▶ **Given instruction**
Give the number of lines in the listing that hold the word "производства". Write nothing but that number.

Lines of data
┄┄┄┄┄┄┄┄┄┄

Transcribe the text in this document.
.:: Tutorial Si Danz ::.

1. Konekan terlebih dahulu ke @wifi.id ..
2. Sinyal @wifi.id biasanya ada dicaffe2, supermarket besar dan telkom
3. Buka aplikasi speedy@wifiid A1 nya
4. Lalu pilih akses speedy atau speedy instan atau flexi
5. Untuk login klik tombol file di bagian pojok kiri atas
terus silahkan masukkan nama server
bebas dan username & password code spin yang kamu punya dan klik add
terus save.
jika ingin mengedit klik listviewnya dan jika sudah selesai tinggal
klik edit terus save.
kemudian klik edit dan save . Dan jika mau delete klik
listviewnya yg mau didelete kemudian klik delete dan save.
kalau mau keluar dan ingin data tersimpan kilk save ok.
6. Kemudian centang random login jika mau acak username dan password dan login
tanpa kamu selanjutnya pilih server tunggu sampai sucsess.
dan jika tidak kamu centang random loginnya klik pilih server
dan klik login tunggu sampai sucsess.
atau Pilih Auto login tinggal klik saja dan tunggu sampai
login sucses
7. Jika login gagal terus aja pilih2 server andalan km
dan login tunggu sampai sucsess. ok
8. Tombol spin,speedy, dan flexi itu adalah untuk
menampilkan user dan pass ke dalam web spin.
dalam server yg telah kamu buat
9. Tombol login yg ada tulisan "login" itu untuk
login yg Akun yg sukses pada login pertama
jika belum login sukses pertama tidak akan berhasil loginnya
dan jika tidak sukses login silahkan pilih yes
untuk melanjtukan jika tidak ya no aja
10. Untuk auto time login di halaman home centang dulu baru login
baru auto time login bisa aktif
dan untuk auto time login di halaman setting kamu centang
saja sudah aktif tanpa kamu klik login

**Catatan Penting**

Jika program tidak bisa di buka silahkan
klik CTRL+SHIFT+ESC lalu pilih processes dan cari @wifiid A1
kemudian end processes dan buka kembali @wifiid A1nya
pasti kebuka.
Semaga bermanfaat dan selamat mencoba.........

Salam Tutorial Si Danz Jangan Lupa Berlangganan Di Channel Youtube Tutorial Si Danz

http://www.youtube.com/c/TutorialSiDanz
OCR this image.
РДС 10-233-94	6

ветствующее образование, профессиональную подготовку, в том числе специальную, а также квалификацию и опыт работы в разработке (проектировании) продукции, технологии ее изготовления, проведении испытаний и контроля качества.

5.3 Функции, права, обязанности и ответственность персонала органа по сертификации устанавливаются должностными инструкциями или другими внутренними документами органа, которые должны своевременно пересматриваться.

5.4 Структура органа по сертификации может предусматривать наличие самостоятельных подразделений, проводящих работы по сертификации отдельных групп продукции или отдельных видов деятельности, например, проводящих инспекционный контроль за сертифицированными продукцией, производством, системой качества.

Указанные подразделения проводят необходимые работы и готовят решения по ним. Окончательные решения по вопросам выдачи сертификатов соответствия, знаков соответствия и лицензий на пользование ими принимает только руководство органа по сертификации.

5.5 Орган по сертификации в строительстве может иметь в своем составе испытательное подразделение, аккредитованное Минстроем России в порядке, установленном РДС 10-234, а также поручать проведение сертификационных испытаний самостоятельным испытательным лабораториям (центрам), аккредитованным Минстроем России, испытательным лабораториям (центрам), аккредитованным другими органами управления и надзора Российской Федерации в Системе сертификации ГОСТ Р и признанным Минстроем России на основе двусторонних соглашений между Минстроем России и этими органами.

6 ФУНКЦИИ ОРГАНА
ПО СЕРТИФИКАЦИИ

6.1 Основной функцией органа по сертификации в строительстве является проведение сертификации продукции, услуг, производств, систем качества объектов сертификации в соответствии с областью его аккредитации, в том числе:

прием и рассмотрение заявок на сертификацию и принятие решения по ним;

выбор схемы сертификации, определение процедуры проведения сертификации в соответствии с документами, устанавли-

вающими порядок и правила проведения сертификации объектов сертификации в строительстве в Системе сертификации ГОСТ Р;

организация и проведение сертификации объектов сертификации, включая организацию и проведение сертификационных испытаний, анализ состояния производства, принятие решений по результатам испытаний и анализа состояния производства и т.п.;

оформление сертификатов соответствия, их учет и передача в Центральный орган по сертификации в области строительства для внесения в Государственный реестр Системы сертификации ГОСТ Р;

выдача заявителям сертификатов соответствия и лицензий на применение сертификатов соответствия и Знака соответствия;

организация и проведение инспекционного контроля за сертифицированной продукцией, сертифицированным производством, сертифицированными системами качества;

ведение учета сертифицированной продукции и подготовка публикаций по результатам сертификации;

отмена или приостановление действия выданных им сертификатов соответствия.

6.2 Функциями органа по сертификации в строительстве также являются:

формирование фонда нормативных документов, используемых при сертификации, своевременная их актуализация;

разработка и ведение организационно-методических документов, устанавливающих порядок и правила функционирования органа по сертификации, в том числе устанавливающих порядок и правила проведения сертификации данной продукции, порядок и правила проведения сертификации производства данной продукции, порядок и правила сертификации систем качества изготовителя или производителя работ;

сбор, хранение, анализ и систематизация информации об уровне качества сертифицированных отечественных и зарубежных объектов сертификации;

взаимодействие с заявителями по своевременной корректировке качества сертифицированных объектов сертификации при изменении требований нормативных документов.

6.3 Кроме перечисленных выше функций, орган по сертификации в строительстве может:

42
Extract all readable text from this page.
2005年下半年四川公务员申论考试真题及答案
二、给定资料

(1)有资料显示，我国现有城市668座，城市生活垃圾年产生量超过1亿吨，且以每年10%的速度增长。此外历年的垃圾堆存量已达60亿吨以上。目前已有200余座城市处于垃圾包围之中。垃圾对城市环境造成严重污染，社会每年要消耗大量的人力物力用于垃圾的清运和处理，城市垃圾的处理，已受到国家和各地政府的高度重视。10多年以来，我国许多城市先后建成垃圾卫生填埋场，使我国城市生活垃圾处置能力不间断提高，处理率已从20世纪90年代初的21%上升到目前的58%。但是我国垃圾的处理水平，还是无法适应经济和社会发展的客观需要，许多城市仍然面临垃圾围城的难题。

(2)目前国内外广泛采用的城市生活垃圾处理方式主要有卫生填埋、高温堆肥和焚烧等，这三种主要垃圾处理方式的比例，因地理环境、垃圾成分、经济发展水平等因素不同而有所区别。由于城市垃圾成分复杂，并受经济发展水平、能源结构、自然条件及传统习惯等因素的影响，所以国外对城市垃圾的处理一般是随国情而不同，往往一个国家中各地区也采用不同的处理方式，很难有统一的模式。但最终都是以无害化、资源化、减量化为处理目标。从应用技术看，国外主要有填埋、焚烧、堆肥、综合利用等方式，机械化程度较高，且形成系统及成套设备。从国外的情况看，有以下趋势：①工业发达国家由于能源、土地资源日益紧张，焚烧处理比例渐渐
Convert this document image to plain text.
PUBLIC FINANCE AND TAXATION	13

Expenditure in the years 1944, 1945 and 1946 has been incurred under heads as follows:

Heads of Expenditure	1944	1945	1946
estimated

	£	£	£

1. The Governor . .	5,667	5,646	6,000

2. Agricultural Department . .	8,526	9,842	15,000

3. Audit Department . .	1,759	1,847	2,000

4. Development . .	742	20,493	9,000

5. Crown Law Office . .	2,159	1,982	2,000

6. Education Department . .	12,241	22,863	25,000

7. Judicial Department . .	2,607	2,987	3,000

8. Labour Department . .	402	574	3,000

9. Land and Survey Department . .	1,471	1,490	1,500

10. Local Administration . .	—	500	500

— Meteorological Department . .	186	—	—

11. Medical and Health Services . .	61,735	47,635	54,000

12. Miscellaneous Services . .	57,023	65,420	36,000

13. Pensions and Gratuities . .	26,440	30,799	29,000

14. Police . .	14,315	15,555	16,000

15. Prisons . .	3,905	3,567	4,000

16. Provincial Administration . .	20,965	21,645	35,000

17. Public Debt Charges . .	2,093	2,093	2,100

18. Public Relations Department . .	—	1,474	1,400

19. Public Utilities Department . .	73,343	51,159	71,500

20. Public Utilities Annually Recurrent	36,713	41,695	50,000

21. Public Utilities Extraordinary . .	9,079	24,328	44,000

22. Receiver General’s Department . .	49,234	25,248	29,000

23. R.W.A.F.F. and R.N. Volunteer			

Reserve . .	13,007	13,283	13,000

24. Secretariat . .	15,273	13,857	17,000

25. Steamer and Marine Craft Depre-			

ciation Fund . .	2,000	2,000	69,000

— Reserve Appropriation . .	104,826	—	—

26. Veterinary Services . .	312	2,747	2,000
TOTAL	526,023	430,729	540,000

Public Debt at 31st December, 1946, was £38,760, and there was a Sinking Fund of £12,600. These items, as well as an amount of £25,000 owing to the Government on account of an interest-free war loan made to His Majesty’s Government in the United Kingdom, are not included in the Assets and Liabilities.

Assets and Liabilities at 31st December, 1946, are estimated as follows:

┄┄┄┄┄┄┄┄┄┄

▶ **Result**
2